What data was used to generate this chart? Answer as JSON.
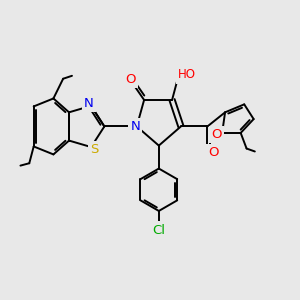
{
  "background_color": "#e8e8e8",
  "atom_colors": {
    "C": "#000000",
    "N": "#0000ee",
    "O": "#ff0000",
    "S": "#ccaa00",
    "Cl": "#00aa00",
    "H": "#555555"
  },
  "bond_color": "#000000",
  "bond_width": 1.4,
  "font_size": 8.5,
  "figsize": [
    3.0,
    3.0
  ],
  "dpi": 100,
  "xlim": [
    0,
    10
  ],
  "ylim": [
    0,
    10
  ]
}
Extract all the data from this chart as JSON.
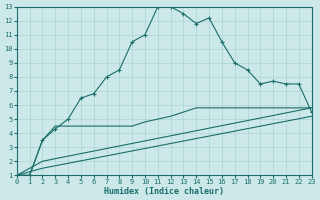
{
  "xlabel": "Humidex (Indice chaleur)",
  "xlim": [
    0,
    23
  ],
  "ylim": [
    1,
    13
  ],
  "xticks": [
    0,
    1,
    2,
    3,
    4,
    5,
    6,
    7,
    8,
    9,
    10,
    11,
    12,
    13,
    14,
    15,
    16,
    17,
    18,
    19,
    20,
    21,
    22,
    23
  ],
  "yticks": [
    1,
    2,
    3,
    4,
    5,
    6,
    7,
    8,
    9,
    10,
    11,
    12,
    13
  ],
  "bg_color": "#cce8e8",
  "line_color": "#1a6e6a",
  "grid_color": "#aad4d4",
  "series": [
    {
      "x": [
        0,
        1,
        2,
        3,
        4,
        5,
        6,
        7,
        8,
        9,
        10,
        11,
        12,
        13,
        14,
        15,
        16,
        17,
        18,
        19,
        20,
        21,
        22,
        23
      ],
      "y": [
        1.0,
        1.0,
        3.5,
        4.3,
        5.0,
        6.5,
        6.8,
        8.0,
        8.5,
        10.5,
        11.0,
        13.0,
        13.0,
        12.5,
        11.8,
        12.2,
        10.5,
        9.0,
        8.5,
        7.5,
        7.7,
        7.5,
        7.5,
        5.5
      ],
      "marker": "+"
    },
    {
      "x": [
        0,
        1,
        2,
        3,
        4,
        5,
        6,
        7,
        8,
        9,
        10,
        11,
        12,
        13,
        14,
        15,
        16,
        17,
        18,
        19,
        20,
        21,
        22,
        23
      ],
      "y": [
        1.0,
        1.0,
        3.5,
        4.5,
        4.5,
        4.5,
        4.5,
        4.5,
        4.5,
        4.5,
        4.8,
        5.0,
        5.2,
        5.5,
        5.8,
        5.8,
        5.8,
        5.8,
        5.8,
        5.8,
        5.8,
        5.8,
        5.8,
        5.8
      ],
      "marker": null
    },
    {
      "x": [
        0,
        2,
        23
      ],
      "y": [
        1.0,
        2.0,
        5.8
      ],
      "marker": null
    },
    {
      "x": [
        0,
        2,
        23
      ],
      "y": [
        1.0,
        1.5,
        5.2
      ],
      "marker": null
    }
  ]
}
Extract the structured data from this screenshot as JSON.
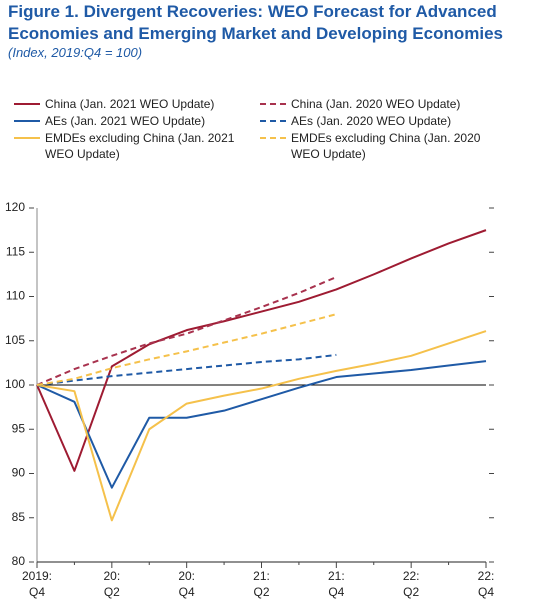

----

WORK TO COMPLETE:
Which lines in the records above contain the string "chart"? Copy each one.

FULL RESPONSE:
What data was used to generate this chart? Answer as JSON.
Extract all the data from this chart as JSON.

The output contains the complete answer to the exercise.